begin

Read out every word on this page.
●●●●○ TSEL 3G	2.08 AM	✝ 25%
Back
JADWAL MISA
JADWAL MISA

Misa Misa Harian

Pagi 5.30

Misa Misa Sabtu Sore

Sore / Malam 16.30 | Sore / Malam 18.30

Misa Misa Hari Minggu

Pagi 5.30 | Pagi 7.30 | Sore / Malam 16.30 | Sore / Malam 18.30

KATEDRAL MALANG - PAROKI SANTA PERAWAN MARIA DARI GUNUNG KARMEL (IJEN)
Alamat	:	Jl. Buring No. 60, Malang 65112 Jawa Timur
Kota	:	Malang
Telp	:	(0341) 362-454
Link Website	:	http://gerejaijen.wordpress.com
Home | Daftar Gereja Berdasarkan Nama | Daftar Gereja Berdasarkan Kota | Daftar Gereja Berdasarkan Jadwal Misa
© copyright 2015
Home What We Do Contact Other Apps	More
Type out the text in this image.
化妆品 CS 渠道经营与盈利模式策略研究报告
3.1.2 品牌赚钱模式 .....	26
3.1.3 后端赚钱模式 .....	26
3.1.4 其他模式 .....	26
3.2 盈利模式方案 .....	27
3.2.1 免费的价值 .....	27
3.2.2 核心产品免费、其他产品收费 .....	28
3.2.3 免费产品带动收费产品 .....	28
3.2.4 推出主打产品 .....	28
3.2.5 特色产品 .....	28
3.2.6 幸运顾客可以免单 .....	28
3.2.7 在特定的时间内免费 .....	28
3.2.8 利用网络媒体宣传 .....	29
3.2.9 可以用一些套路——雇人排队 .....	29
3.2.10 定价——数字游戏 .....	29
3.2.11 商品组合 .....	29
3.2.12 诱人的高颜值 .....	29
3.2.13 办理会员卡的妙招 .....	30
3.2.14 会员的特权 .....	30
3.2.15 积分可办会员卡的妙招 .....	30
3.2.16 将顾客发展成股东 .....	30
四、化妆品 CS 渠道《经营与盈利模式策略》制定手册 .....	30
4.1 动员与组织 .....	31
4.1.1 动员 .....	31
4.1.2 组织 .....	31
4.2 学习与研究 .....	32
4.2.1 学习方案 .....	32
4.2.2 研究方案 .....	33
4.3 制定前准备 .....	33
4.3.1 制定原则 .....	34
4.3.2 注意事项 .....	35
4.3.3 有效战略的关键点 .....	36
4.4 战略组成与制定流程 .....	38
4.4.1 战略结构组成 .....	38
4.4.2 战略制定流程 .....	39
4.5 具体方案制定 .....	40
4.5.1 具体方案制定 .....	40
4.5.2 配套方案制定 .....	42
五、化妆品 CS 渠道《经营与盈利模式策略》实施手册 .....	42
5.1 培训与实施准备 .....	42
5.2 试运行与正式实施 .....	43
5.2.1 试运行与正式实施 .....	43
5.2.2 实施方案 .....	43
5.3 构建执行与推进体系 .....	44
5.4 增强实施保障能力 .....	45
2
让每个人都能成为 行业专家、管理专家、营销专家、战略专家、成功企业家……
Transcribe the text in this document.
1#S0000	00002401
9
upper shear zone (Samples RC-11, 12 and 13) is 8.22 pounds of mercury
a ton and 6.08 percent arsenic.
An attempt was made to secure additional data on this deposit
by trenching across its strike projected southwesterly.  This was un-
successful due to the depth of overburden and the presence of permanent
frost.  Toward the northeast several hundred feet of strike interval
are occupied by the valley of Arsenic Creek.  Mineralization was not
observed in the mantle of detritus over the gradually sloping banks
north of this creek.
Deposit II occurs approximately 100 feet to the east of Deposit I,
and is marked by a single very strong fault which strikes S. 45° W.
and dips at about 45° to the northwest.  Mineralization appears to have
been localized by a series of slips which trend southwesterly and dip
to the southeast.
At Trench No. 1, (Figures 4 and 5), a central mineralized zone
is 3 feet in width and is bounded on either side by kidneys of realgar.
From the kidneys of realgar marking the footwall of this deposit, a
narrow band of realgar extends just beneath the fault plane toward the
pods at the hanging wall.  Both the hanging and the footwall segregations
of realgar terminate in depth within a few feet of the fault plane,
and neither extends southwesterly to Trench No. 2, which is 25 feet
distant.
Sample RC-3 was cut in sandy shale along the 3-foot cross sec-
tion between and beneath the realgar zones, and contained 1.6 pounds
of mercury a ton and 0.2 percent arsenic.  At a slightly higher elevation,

end

▶ **GIVEN INSTRUCTION**
Using the listing, copy every line where the word "Kota" shows up.

▶ **WORKED SOLUTION**
Kota	:	Malang
Home | Daftar Gereja Berdasarkan Nama | Daftar Gereja Berdasarkan Kota | Daftar Gereja Berdasarkan Jadwal Misa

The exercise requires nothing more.